>> start Supplied material

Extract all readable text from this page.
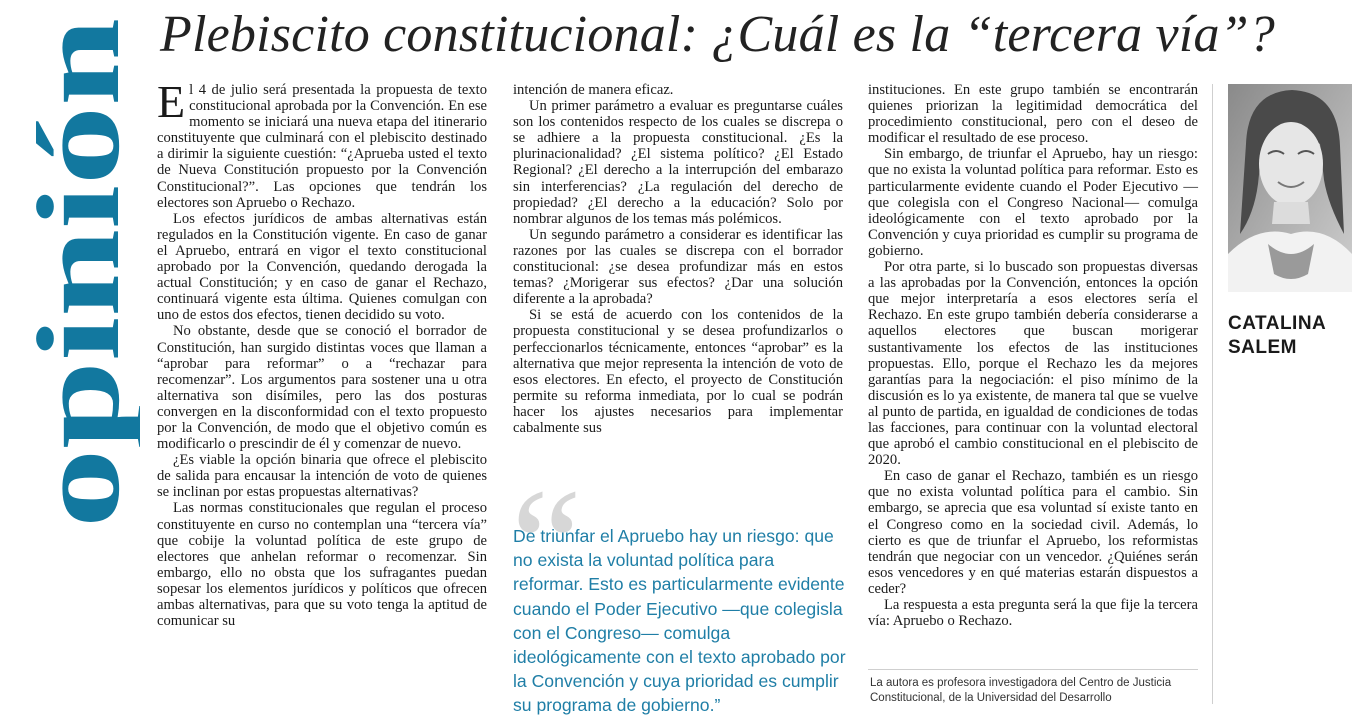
opinión
Plebiscito constitucional: ¿Cuál es la “tercera vía”?
E l 4 de julio será presentada la propuesta de texto constitucional aprobada por la Convención. En ese momento se iniciará una nueva etapa del itinerario constituyente que culminará con el plebiscito destinado a dirimir la siguiente cuestión: “¿Aprueba usted el texto de Nueva Constitución propuesto por la Convención Constitucional?”. Las opciones que tendrán los electores son Apruebo o Rechazo.

Los efectos jurídicos de ambas alternativas están regulados en la Constitución vigente. En caso de ganar el Apruebo, entrará en vigor el texto constitucional aprobado por la Convención, quedando derogada la actual Constitución; y en caso de ganar el Rechazo, continuará vigente esta última. Quienes comulgan con uno de estos dos efectos, tienen decidido su voto.

No obstante, desde que se conoció el borrador de Constitución, han surgido distintas voces que llaman a “aprobar para reformar” o a “rechazar para recomenzar”. Los argumentos para sostener una u otra alternativa son disímiles, pero las dos posturas convergen en la disconformidad con el texto propuesto por la Convención, de modo que el objetivo común es modificarlo o prescindir de él y comenzar de nuevo.

¿Es viable la opción binaria que ofrece el plebiscito de salida para encausar la intención de voto de quienes se inclinan por estas propuestas alternativas?

Las normas constitucionales que regulan el proceso constituyente en curso no contemplan una “tercera vía” que cobije la voluntad política de este grupo de electores que anhelan reformar o recomenzar. Sin embargo, ello no obsta que los sufragantes puedan sopesar los elementos jurídicos y políticos que ofrecen ambas alternativas, para que su voto tenga la aptitud de comunicar su

intención de manera eficaz.

Un primer parámetro a evaluar es preguntarse cuáles son los contenidos respecto de los cuales se discrepa o se adhiere a la propuesta constitucional. ¿Es la plurinacionalidad? ¿El sistema político? ¿El Estado Regional? ¿El derecho a la interrupción del embarazo sin interferencias? ¿La regulación del derecho de propiedad? ¿El derecho a la educación? Solo por nombrar algunos de los temas más polémicos.

Un segundo parámetro a considerar es identificar las razones por las cuales se discrepa con el borrador constitucional: ¿se desea profundizar más en estos temas? ¿Morigerar sus efectos? ¿Dar una solución diferente a la aprobada?

Si se está de acuerdo con los contenidos de la propuesta constitucional y se desea profundizarlos o perfeccionarlos técnicamente, entonces “aprobar” es la alternativa que mejor representa la intención de voto de esos electores. En efecto, el proyecto de Constitución permite su reforma inmediata, por lo cual se podrán hacer los ajustes necesarios para implementar cabalmente sus

“
De triunfar el Apruebo hay un riesgo: que no exista la voluntad política para reformar. Esto es particularmente evidente cuando el Poder Ejecutivo —que colegisla con el Congreso— comulga ideológicamente con el texto aprobado por la Convención y cuya prioridad es cumplir su programa de gobierno.”

instituciones. En este grupo también se encontrarán quienes priorizan la legitimidad democrática del procedimiento constitucional, pero con el deseo de modificar el resultado de ese proceso.

Sin embargo, de triunfar el Apruebo, hay un riesgo: que no exista la voluntad política para reformar. Esto es particularmente evidente cuando el Poder Ejecutivo —que colegisla con el Congreso Nacional— comulga ideológicamente con el texto aprobado por la Convención y cuya prioridad es cumplir su programa de gobierno.

Por otra parte, si lo buscado son propuestas diversas a las aprobadas por la Convención, entonces la opción que mejor interpretaría a esos electores sería el Rechazo. En este grupo también debería considerarse a aquellos electores que buscan morigerar sustantivamente los efectos de las instituciones propuestas. Ello, porque el Rechazo les da mejores garantías para la negociación: el piso mínimo de la discusión es lo ya existente, de manera tal que se vuelve al punto de partida, en igualdad de condiciones de todas las facciones, para continuar con la voluntad electoral que aprobó el cambio constitucional en el plebiscito de 2020.

En caso de ganar el Rechazo, también es un riesgo que no exista voluntad política para el cambio. Sin embargo, se aprecia que esa voluntad sí existe tanto en el Congreso como en la sociedad civil. Además, lo cierto es que de triunfar el Apruebo, los reformistas tendrán que negociar con un vencedor. ¿Quiénes serán esos vencedores y en qué materias estarán dispuestos a ceder?

La respuesta a esta pregunta será la que fije la tercera vía: Apruebo o Rechazo.

CATALINA
SALEM
La autora es profesora investigadora del Centro de Justicia Constitucional, de la Universidad del Desarrollo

>> end Supplied material

— Task details —
State only how many lines in the material include "particularmente".

— Response to this exercise —
2